╭─ STORED RECORDS

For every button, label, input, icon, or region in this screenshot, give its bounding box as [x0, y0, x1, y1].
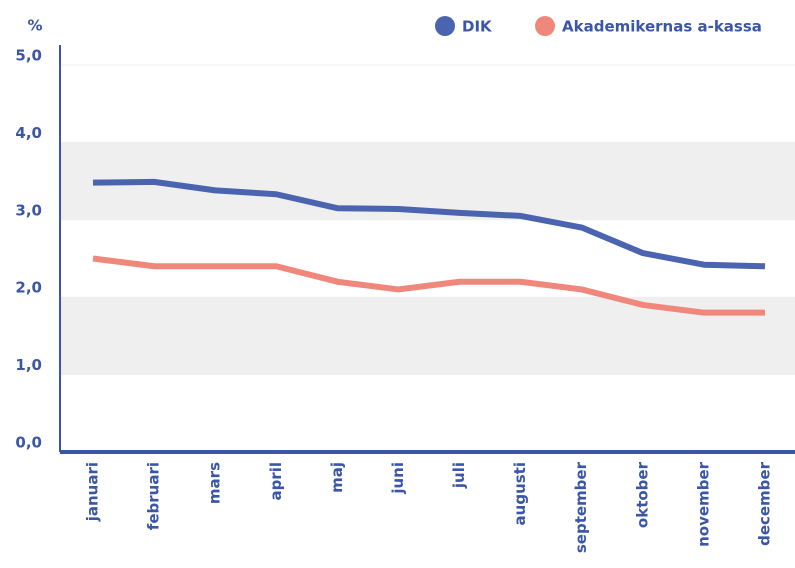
legend-swatch	[535, 16, 555, 36]
x-tick-label: mars	[206, 462, 224, 504]
x-tick-label: oktober	[633, 461, 651, 528]
grid-band	[60, 142, 795, 220]
x-tick-label: februari	[145, 462, 163, 530]
y-tick-label: 1,0	[15, 356, 42, 374]
series-line	[92, 178, 766, 270]
y-tick-label: 5,0	[15, 47, 42, 65]
y-tick-label: 0,0	[15, 434, 42, 452]
x-tick-label: september	[572, 461, 590, 553]
y-tick-label: 2,0	[15, 279, 42, 297]
x-tick-label: januari	[84, 462, 102, 522]
legend-label: DIK	[462, 18, 493, 36]
x-tick-label: augusti	[511, 462, 529, 525]
x-tick-label: juni	[389, 462, 407, 495]
x-tick-label: april	[267, 462, 285, 501]
x-tick-label: juli	[450, 462, 468, 489]
series-line	[92, 255, 765, 316]
y-tick-label: 4,0	[15, 124, 42, 142]
x-tick-label: december	[756, 461, 774, 546]
legend-swatch	[435, 16, 455, 36]
legend-label: Akademikernas a-kassa	[562, 18, 762, 36]
x-tick-label: maj	[328, 462, 346, 493]
y-axis-label: %	[27, 17, 42, 35]
y-tick-label: 3,0	[15, 201, 42, 219]
x-tick-label: november	[694, 461, 712, 546]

╰─

Output these lines as a Markdown table with the columns Row and Line, one row per non-blank line with its row number, and leave the pictures out.

| Row | Line |
|---|---|
| 1 | For every button, label, input, icon, or region in this screenshot, give its bounding box as [x0, y0, x1, y1]. |
| 2 | legend-swatch	[535, 16, 555, 36] |
| 3 | x-tick-label: mars	[206, 462, 224, 504] |
| 4 | x-tick-label: oktober	[633, 461, 651, 528] |
| 5 | grid-band	[60, 142, 795, 220] |
| 6 | x-tick-label: februari	[145, 462, 163, 530] |
| 7 | y-tick-label: 1,0	[15, 356, 42, 374] |
| 8 | series-line	[92, 178, 766, 270] |
| 9 | y-tick-label: 5,0	[15, 47, 42, 65] |
| 10 | y-tick-label: 0,0	[15, 434, 42, 452] |
| 11 | x-tick-label: september	[572, 461, 590, 553] |
| 12 | y-tick-label: 2,0	[15, 279, 42, 297] |
| 13 | x-tick-label: januari	[84, 462, 102, 522] |
| 14 | legend-label: DIK	[462, 18, 493, 36] |
| 15 | x-tick-label: augusti	[511, 462, 529, 525] |
| 16 | x-tick-label: juni	[389, 462, 407, 495] |
| 17 | x-tick-label: april	[267, 462, 285, 501] |
| 18 | x-tick-label: juli	[450, 462, 468, 489] |
| 19 | series-line	[92, 255, 765, 316] |
| 20 | y-tick-label: 4,0	[15, 124, 42, 142] |
| 21 | x-tick-label: december	[756, 461, 774, 546] |
| 22 | legend-swatch	[435, 16, 455, 36] |
| 23 | legend-label: Akademikernas a-kassa	[562, 18, 762, 36] |
| 24 | x-tick-label: maj	[328, 462, 346, 493] |
| 25 | y-axis-label: %	[27, 17, 42, 35] |
| 26 | y-tick-label: 3,0	[15, 201, 42, 219] |
| 27 | x-tick-label: november	[694, 461, 712, 546] |